# start of Dataset excerpts

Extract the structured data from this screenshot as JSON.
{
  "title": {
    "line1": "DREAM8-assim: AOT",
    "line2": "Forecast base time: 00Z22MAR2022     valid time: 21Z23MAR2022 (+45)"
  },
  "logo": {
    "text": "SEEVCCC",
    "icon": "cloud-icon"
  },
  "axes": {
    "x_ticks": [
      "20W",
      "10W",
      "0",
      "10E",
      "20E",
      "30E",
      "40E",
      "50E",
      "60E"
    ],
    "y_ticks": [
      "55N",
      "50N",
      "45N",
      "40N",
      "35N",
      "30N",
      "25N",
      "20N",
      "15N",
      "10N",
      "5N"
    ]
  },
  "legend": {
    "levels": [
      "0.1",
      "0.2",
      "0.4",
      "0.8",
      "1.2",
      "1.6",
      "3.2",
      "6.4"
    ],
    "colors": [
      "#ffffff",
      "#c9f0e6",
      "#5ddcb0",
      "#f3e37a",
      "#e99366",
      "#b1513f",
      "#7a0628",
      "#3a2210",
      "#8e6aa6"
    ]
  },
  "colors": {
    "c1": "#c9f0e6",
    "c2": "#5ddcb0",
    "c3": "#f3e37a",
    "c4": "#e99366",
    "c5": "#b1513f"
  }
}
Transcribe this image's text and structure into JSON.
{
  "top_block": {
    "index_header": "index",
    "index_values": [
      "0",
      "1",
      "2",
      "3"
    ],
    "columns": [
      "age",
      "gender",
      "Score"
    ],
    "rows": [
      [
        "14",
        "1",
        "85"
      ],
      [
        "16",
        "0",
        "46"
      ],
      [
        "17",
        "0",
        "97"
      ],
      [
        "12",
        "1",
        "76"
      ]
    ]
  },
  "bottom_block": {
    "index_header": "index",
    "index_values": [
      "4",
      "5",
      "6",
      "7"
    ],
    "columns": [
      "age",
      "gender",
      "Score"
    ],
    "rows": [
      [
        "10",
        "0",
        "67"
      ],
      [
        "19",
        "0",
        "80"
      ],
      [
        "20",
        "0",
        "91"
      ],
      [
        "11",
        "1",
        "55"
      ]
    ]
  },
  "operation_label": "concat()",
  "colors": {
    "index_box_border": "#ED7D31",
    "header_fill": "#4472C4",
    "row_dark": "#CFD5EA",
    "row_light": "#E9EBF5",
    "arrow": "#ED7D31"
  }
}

# end of Dataset excerpts

→ Work required
Each line from the one containing "Transcribe this image's" to the end of the records should be echoed exactly, and no other line.

→ Completed exercise
Transcribe this image's text and structure into JSON.
{
  "top_block": {
    "index_header": "index",
    "index_values": [
      "0",
      "1",
      "2",
      "3"
    ],
    "columns": [
      "age",
      "gender",
      "Score"
    ],
    "rows": [
      [
        "14",
        "1",
        "85"
      ],
      [
        "16",
        "0",
        "46"
      ],
      [
        "17",
        "0",
        "97"
      ],
      [
        "12",
        "1",
        "76"
      ]
    ]
  },
  "bottom_block": {
    "index_header": "index",
    "index_values": [
      "4",
      "5",
      "6",
      "7"
    ],
    "columns": [
      "age",
      "gender",
      "Score"
    ],
    "rows": [
      [
        "10",
        "0",
        "67"
      ],
      [
        "19",
        "0",
        "80"
      ],
      [
        "20",
        "0",
        "91"
      ],
      [
        "11",
        "1",
        "55"
      ]
    ]
  },
  "operation_label": "concat()",
  "colors": {
    "index_box_border": "#ED7D31",
    "header_fill": "#4472C4",
    "row_dark": "#CFD5EA",
    "row_light": "#E9EBF5",
    "arrow": "#ED7D31"
  }
}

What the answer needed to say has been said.